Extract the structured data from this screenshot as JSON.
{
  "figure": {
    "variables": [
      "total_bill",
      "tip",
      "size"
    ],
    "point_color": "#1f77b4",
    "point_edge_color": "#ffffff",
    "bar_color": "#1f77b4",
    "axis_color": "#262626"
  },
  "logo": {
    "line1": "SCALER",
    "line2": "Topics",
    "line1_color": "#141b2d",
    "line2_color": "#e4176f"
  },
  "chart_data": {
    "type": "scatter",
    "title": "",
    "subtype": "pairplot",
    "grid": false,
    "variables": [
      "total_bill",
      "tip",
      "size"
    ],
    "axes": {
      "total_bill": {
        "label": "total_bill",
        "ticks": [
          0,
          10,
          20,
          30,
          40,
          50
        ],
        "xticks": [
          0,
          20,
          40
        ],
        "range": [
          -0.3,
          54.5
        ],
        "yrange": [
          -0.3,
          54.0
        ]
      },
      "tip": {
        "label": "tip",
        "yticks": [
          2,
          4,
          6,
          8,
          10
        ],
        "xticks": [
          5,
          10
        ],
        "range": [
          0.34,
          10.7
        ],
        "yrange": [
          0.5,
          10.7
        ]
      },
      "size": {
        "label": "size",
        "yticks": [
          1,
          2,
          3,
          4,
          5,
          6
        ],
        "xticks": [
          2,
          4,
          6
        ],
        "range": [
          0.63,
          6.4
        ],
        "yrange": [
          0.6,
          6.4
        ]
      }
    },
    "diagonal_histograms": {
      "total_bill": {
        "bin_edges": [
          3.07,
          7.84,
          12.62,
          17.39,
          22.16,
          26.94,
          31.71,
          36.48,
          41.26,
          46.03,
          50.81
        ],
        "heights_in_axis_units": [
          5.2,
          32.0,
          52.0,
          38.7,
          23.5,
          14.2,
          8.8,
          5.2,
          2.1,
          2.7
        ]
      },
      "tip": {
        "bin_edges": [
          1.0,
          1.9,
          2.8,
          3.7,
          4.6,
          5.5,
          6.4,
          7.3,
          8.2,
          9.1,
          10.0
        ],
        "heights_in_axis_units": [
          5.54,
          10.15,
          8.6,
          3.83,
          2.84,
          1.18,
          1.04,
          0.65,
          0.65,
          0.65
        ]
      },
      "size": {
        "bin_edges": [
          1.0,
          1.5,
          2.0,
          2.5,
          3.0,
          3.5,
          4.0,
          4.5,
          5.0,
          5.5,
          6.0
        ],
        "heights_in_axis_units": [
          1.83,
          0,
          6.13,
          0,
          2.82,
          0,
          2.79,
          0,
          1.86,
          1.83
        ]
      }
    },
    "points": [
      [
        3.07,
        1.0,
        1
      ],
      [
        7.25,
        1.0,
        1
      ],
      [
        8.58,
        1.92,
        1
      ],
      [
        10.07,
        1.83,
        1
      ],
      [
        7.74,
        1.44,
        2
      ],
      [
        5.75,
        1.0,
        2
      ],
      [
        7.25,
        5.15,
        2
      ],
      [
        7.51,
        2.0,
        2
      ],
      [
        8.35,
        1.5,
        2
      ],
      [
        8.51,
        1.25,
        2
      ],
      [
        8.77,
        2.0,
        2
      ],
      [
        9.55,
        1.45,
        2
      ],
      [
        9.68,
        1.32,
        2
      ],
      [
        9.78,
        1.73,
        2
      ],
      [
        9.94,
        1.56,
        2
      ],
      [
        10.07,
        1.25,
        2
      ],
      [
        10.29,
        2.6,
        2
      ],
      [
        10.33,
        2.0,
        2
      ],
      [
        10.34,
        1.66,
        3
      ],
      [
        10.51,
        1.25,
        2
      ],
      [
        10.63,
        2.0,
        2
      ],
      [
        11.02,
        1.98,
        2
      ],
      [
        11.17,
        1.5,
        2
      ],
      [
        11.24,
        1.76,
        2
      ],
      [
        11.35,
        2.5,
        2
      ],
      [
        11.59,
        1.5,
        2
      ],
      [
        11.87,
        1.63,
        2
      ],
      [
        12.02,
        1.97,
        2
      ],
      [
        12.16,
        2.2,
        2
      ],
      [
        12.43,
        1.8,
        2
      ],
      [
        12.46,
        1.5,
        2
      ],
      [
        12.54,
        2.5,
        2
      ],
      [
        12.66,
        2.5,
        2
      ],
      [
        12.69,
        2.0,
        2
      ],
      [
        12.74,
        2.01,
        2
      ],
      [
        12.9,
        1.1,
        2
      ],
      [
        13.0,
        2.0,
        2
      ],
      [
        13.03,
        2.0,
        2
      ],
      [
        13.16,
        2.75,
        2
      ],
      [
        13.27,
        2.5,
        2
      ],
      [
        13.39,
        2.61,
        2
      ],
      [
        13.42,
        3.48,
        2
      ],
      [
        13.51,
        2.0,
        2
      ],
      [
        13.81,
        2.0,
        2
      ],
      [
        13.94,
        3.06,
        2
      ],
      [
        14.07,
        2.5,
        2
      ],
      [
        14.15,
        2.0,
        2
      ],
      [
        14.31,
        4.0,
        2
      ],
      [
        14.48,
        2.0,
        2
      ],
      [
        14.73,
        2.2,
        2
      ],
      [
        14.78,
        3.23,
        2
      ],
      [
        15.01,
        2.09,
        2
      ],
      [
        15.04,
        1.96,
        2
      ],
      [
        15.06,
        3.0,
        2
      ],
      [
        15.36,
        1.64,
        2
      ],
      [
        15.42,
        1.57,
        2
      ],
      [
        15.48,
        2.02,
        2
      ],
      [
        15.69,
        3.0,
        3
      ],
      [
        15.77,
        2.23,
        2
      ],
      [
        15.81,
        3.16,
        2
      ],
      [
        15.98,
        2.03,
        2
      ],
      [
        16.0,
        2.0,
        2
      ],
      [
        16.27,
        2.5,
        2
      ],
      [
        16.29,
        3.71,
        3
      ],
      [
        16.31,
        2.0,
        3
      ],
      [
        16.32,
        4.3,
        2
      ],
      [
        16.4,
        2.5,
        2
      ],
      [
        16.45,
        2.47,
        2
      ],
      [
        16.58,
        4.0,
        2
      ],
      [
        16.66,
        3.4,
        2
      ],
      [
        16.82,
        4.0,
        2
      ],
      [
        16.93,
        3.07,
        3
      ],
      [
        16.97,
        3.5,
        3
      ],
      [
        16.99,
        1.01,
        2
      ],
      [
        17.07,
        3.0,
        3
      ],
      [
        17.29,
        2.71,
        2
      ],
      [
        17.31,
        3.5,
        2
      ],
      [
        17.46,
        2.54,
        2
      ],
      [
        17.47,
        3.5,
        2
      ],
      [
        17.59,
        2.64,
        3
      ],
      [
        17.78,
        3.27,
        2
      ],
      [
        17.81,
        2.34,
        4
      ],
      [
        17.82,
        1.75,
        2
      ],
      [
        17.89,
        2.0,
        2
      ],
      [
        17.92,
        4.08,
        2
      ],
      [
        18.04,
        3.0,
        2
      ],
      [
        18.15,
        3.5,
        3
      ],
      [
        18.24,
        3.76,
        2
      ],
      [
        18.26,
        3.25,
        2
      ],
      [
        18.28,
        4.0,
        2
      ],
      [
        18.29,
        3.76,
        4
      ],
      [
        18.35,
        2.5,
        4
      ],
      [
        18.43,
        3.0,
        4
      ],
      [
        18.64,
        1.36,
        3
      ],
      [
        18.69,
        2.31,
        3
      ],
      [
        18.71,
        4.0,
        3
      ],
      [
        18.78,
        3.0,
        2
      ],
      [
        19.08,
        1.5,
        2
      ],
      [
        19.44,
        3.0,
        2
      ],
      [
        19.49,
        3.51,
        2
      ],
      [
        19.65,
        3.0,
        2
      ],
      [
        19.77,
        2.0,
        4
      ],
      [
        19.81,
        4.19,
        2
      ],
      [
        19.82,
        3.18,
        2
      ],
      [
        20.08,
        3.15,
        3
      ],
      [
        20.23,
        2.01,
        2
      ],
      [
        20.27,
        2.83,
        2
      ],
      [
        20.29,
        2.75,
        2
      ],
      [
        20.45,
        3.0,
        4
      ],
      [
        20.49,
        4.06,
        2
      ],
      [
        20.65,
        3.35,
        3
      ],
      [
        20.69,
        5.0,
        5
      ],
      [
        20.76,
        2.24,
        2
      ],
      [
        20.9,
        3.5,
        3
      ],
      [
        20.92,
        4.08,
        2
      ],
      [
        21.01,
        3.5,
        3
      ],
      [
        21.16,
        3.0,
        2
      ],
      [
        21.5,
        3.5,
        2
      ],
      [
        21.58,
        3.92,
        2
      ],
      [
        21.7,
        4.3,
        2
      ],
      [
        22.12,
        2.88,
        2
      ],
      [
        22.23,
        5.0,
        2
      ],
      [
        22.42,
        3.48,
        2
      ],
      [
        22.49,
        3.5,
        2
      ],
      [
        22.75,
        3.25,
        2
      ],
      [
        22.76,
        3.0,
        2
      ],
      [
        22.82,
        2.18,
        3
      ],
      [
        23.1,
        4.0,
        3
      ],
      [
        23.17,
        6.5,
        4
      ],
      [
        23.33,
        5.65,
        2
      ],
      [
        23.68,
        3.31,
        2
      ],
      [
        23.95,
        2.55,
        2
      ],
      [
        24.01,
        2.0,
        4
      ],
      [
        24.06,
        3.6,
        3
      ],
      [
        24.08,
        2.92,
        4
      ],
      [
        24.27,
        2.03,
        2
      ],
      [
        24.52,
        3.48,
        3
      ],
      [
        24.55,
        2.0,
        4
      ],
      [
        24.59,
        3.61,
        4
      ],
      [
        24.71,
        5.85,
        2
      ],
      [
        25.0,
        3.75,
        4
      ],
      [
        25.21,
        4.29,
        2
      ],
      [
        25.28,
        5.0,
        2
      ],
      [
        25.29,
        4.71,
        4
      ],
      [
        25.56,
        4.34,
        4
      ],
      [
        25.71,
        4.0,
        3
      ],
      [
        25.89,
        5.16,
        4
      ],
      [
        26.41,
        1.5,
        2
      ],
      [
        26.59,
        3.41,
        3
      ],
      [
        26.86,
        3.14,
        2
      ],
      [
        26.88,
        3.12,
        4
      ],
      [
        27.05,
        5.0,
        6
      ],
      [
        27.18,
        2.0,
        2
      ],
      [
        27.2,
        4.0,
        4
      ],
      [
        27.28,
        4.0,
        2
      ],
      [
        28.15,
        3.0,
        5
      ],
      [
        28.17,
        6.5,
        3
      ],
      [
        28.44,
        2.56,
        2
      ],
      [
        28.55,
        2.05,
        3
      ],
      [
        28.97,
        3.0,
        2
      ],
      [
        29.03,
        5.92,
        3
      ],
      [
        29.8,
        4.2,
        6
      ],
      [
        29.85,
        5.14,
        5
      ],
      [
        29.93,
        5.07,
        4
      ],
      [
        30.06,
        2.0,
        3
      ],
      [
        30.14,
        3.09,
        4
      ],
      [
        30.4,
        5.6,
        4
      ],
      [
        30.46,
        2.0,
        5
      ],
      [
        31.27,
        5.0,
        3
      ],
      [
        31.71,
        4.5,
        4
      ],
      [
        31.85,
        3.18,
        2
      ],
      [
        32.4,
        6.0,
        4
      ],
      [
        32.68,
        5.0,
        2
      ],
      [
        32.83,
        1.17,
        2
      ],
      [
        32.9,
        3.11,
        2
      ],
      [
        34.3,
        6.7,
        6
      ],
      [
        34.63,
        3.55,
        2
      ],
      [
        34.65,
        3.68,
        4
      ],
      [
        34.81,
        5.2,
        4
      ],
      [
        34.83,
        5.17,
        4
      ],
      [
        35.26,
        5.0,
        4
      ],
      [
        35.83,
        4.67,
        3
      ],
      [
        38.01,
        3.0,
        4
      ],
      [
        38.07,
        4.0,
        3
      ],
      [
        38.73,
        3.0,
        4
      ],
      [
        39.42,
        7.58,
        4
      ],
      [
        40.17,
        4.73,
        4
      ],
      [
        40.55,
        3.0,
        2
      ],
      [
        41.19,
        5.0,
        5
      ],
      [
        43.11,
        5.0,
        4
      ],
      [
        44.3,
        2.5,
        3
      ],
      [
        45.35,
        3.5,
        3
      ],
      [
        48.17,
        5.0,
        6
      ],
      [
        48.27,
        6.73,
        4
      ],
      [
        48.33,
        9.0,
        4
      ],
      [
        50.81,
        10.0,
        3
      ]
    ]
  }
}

### WHAT TO DO
From the entries above, list each line with "label" in it.

### FULL RESPONSE
        "label": "total_bill",
        "label": "tip",
        "label": "size",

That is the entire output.